THE PROBLEM -
Copy the records below exactly as they are written.

DATA PROVIDED -
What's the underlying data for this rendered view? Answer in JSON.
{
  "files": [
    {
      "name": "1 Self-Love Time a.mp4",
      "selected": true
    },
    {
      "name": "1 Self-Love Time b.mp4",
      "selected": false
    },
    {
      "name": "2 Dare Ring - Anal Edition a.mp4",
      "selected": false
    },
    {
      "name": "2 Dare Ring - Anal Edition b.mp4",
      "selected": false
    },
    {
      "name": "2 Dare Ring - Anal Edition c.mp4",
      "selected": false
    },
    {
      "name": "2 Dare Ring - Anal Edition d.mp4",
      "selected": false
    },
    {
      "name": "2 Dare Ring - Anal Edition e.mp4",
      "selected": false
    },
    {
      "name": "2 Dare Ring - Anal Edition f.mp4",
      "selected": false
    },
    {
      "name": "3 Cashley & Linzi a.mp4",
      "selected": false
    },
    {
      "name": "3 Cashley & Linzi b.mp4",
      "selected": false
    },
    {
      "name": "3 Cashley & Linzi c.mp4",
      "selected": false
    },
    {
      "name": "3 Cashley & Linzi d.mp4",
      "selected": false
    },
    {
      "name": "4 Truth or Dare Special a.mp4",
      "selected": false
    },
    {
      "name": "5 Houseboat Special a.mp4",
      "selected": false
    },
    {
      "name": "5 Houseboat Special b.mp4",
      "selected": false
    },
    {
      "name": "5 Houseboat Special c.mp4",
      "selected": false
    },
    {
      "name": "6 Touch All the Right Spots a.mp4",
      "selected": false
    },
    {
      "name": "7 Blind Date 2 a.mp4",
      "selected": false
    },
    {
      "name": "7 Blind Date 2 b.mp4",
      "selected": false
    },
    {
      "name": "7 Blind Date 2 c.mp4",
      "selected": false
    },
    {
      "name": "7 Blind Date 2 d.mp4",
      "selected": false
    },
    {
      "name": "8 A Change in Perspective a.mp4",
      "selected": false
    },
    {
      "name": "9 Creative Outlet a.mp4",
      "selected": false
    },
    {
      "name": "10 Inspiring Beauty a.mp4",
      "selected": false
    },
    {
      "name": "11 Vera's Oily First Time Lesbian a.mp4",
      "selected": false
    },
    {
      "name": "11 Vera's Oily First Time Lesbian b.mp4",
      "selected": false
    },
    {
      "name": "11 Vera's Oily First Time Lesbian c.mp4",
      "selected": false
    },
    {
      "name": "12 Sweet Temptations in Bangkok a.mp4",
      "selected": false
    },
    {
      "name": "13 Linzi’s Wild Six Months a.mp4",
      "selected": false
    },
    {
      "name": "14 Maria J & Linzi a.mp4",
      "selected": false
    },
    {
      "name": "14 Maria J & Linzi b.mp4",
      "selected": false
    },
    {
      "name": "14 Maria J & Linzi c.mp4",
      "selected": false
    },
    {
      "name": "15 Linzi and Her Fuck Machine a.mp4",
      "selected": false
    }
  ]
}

FINISHED ANSWER -
What's the underlying data for this rendered view? Answer in JSON.
{
  "files": [
    {
      "name": "1 Self-Love Time a.mp4",
      "selected": true
    },
    {
      "name": "1 Self-Love Time b.mp4",
      "selected": false
    },
    {
      "name": "2 Dare Ring - Anal Edition a.mp4",
      "selected": false
    },
    {
      "name": "2 Dare Ring - Anal Edition b.mp4",
      "selected": false
    },
    {
      "name": "2 Dare Ring - Anal Edition c.mp4",
      "selected": false
    },
    {
      "name": "2 Dare Ring - Anal Edition d.mp4",
      "selected": false
    },
    {
      "name": "2 Dare Ring - Anal Edition e.mp4",
      "selected": false
    },
    {
      "name": "2 Dare Ring - Anal Edition f.mp4",
      "selected": false
    },
    {
      "name": "3 Cashley & Linzi a.mp4",
      "selected": false
    },
    {
      "name": "3 Cashley & Linzi b.mp4",
      "selected": false
    },
    {
      "name": "3 Cashley & Linzi c.mp4",
      "selected": false
    },
    {
      "name": "3 Cashley & Linzi d.mp4",
      "selected": false
    },
    {
      "name": "4 Truth or Dare Special a.mp4",
      "selected": false
    },
    {
      "name": "5 Houseboat Special a.mp4",
      "selected": false
    },
    {
      "name": "5 Houseboat Special b.mp4",
      "selected": false
    },
    {
      "name": "5 Houseboat Special c.mp4",
      "selected": false
    },
    {
      "name": "6 Touch All the Right Spots a.mp4",
      "selected": false
    },
    {
      "name": "7 Blind Date 2 a.mp4",
      "selected": false
    },
    {
      "name": "7 Blind Date 2 b.mp4",
      "selected": false
    },
    {
      "name": "7 Blind Date 2 c.mp4",
      "selected": false
    },
    {
      "name": "7 Blind Date 2 d.mp4",
      "selected": false
    },
    {
      "name": "8 A Change in Perspective a.mp4",
      "selected": false
    },
    {
      "name": "9 Creative Outlet a.mp4",
      "selected": false
    },
    {
      "name": "10 Inspiring Beauty a.mp4",
      "selected": false
    },
    {
      "name": "11 Vera's Oily First Time Lesbian a.mp4",
      "selected": false
    },
    {
      "name": "11 Vera's Oily First Time Lesbian b.mp4",
      "selected": false
    },
    {
      "name": "11 Vera's Oily First Time Lesbian c.mp4",
      "selected": false
    },
    {
      "name": "12 Sweet Temptations in Bangkok a.mp4",
      "selected": false
    },
    {
      "name": "13 Linzi’s Wild Six Months a.mp4",
      "selected": false
    },
    {
      "name": "14 Maria J & Linzi a.mp4",
      "selected": false
    },
    {
      "name": "14 Maria J & Linzi b.mp4",
      "selected": false
    },
    {
      "name": "14 Maria J & Linzi c.mp4",
      "selected": false
    },
    {
      "name": "15 Linzi and Her Fuck Machine a.mp4",
      "selected": false
    }
  ]
}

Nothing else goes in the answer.